+++ Available records
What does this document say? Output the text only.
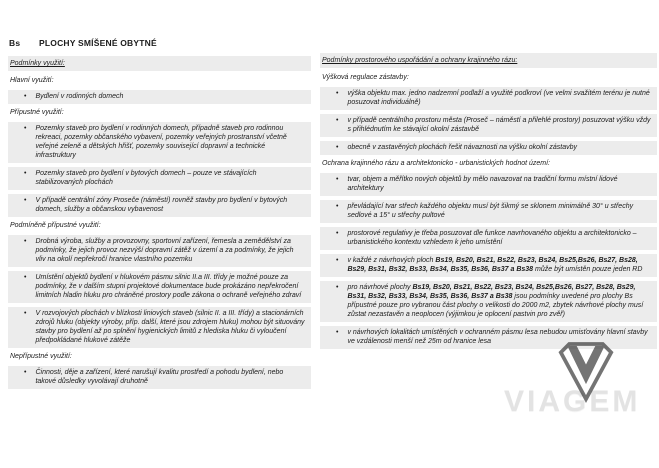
Bs PLOCHY SMÍŠENÉ OBYTNÉ
Podmínky využití:
Hlavní využití:
• Bydlení v rodinných domech
Přípustné využití:
• Pozemky staveb pro bydlení v rodinných domech, případně staveb pro rodinnou rekreaci, pozemky občanského vybavení, pozemky veřejných prostranství včetně veřejné zeleně a dětských hřišť, pozemky související dopravní a technické infrastruktury
• Pozemky staveb pro bydlení v bytových domech – pouze ve stávajících stabilizovaných plochách
• V případě centrální zóny Proseče (náměstí) rovněž stavby pro bydlení v bytových domech, služby a občanskou vybavenost
Podmíněně přípustné využití:
• Drobná výroba, služby a provozovny, sportovní zařízení, řemesla a zemědělství za podmínky, že jejich provoz nezvýší dopravní zátěž v území a za podmínky, že jejich vliv na okolí nepřekročí hranice vlastního pozemku
• Umístění objektů bydlení v hlukovém pásmu silnic II.a III. třídy je možné pouze za podmínky, že v dalším stupni projektové dokumentace bude prokázáno nepřekročení limitních hladin hluku pro chráněné prostory podle zákona o ochraně veřejného zdraví
• V rozvojových plochách v blízkosti liniových staveb (silnic II. a III. třídy) a stacionárních zdrojů hluku (objekty výroby, příp. další, které jsou zdrojem hluku) mohou být situovány stavby pro bydlení až po splnění hygienických limitů z hlediska hluku či vyloučení předpokládané hlukové zátěže
Nepřípustné využití:
• Činnosti, děje a zařízení, které narušují kvalitu prostředí a pohodu bydlení, nebo takové důsledky vyvolávají druhotně
Podmínky prostorového uspořádání a ochrany krajinného rázu:
Výšková regulace zástavby:
• výška objektu max. jedno nadzemní podlaží a využité podkroví (ve velmi svažitém terénu je nutné posuzovat individuálně)
• v případě centrálního prostoru města (Proseč – náměstí a přilehlé prostory) posuzovat výšku vždy s přihlédnutím ke stávající okolní zástavbě
• obecně v zastavěných plochách řešit návaznosti na výšku okolní zástavby
Ochrana krajinného rázu a architektonicko - urbanistických hodnot území:
• tvar, objem a měřítko nových objektů by mělo navazovat na tradiční formu místní lidové architektury
• převládající tvar střech každého objektu musí být šikmý se sklonem minimálně 30° u střechy sedlové a 15° u střechy pultové
• prostorové regulativy je třeba posuzovat dle funkce navrhovaného objektu a architektonicko – urbanistického kontextu vzhledem k jeho umístění
• v každé z návrhových ploch Bs19, Bs20, Bs21, Bs22, Bs23, Bs24, Bs25,Bs26, Bs27, Bs28, Bs29, Bs31, Bs32, Bs33, Bs34, Bs35, Bs36, Bs37 a Bs38 může být umístěn pouze jeden RD
• pro návrhové plochy Bs19, Bs20, Bs21, Bs22, Bs23, Bs24, Bs25,Bs26, Bs27, Bs28, Bs29, Bs31, Bs32, Bs33, Bs34, Bs35, Bs36, Bs37 a Bs38 jsou podmínky uvedené pro plochy Bs přípustné pouze pro vybranou část plochy o velikosti do 2000 m2, zbytek návrhové plochy musí zůstat nezastavěn a neoplocen (výjimkou je oplocení pastvin pro zvěř)
• v návrhových lokalitách umístěných v ochranném pásmu lesa nebudou umisťovány hlavní stavby ve vzdálenosti menší než 25m od hranice lesa
VIAGEM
++++++
■ Problem to solve
Restate each entry word for word, please, but drop any images it holds.

■ Answer in full
What does this document say? Output the text only.
Bs PLOCHY SMÍŠENÉ OBYTNÉ
Podmínky využití:
Hlavní využití:
• Bydlení v rodinných domech
Přípustné využití:
• Pozemky staveb pro bydlení v rodinných domech, případně staveb pro rodinnou rekreaci, pozemky občanského vybavení, pozemky veřejných prostranství včetně veřejné zeleně a dětských hřišť, pozemky související dopravní a technické infrastruktury
• Pozemky staveb pro bydlení v bytových domech – pouze ve stávajících stabilizovaných plochách
• V případě centrální zóny Proseče (náměstí) rovněž stavby pro bydlení v bytových domech, služby a občanskou vybavenost
Podmíněně přípustné využití:
• Drobná výroba, služby a provozovny, sportovní zařízení, řemesla a zemědělství za podmínky, že jejich provoz nezvýší dopravní zátěž v území a za podmínky, že jejich vliv na okolí nepřekročí hranice vlastního pozemku
• Umístění objektů bydlení v hlukovém pásmu silnic II.a III. třídy je možné pouze za podmínky, že v dalším stupni projektové dokumentace bude prokázáno nepřekročení limitních hladin hluku pro chráněné prostory podle zákona o ochraně veřejného zdraví
• V rozvojových plochách v blízkosti liniových staveb (silnic II. a III. třídy) a stacionárních zdrojů hluku (objekty výroby, příp. další, které jsou zdrojem hluku) mohou být situovány stavby pro bydlení až po splnění hygienických limitů z hlediska hluku či vyloučení předpokládané hlukové zátěže
Nepřípustné využití:
• Činnosti, děje a zařízení, které narušují kvalitu prostředí a pohodu bydlení, nebo takové důsledky vyvolávají druhotně
Podmínky prostorového uspořádání a ochrany krajinného rázu:
Výšková regulace zástavby:
• výška objektu max. jedno nadzemní podlaží a využité podkroví (ve velmi svažitém terénu je nutné posuzovat individuálně)
• v případě centrálního prostoru města (Proseč – náměstí a přilehlé prostory) posuzovat výšku vždy s přihlédnutím ke stávající okolní zástavbě
• obecně v zastavěných plochách řešit návaznosti na výšku okolní zástavby
Ochrana krajinného rázu a architektonicko - urbanistických hodnot území:
• tvar, objem a měřítko nových objektů by mělo navazovat na tradiční formu místní lidové architektury
• převládající tvar střech každého objektu musí být šikmý se sklonem minimálně 30° u střechy sedlové a 15° u střechy pultové
• prostorové regulativy je třeba posuzovat dle funkce navrhovaného objektu a architektonicko – urbanistického kontextu vzhledem k jeho umístění
• v každé z návrhových ploch Bs19, Bs20, Bs21, Bs22, Bs23, Bs24, Bs25,Bs26, Bs27, Bs28, Bs29, Bs31, Bs32, Bs33, Bs34, Bs35, Bs36, Bs37 a Bs38 může být umístěn pouze jeden RD
• pro návrhové plochy Bs19, Bs20, Bs21, Bs22, Bs23, Bs24, Bs25,Bs26, Bs27, Bs28, Bs29, Bs31, Bs32, Bs33, Bs34, Bs35, Bs36, Bs37 a Bs38 jsou podmínky uvedené pro plochy Bs přípustné pouze pro vybranou část plochy o velikosti do 2000 m2, zbytek návrhové plochy musí zůstat nezastavěn a neoplocen (výjimkou je oplocení pastvin pro zvěř)
• v návrhových lokalitách umístěných v ochranném pásmu lesa nebudou umisťovány hlavní stavby ve vzdálenosti menší než 25m od hranice lesa
VIAGEM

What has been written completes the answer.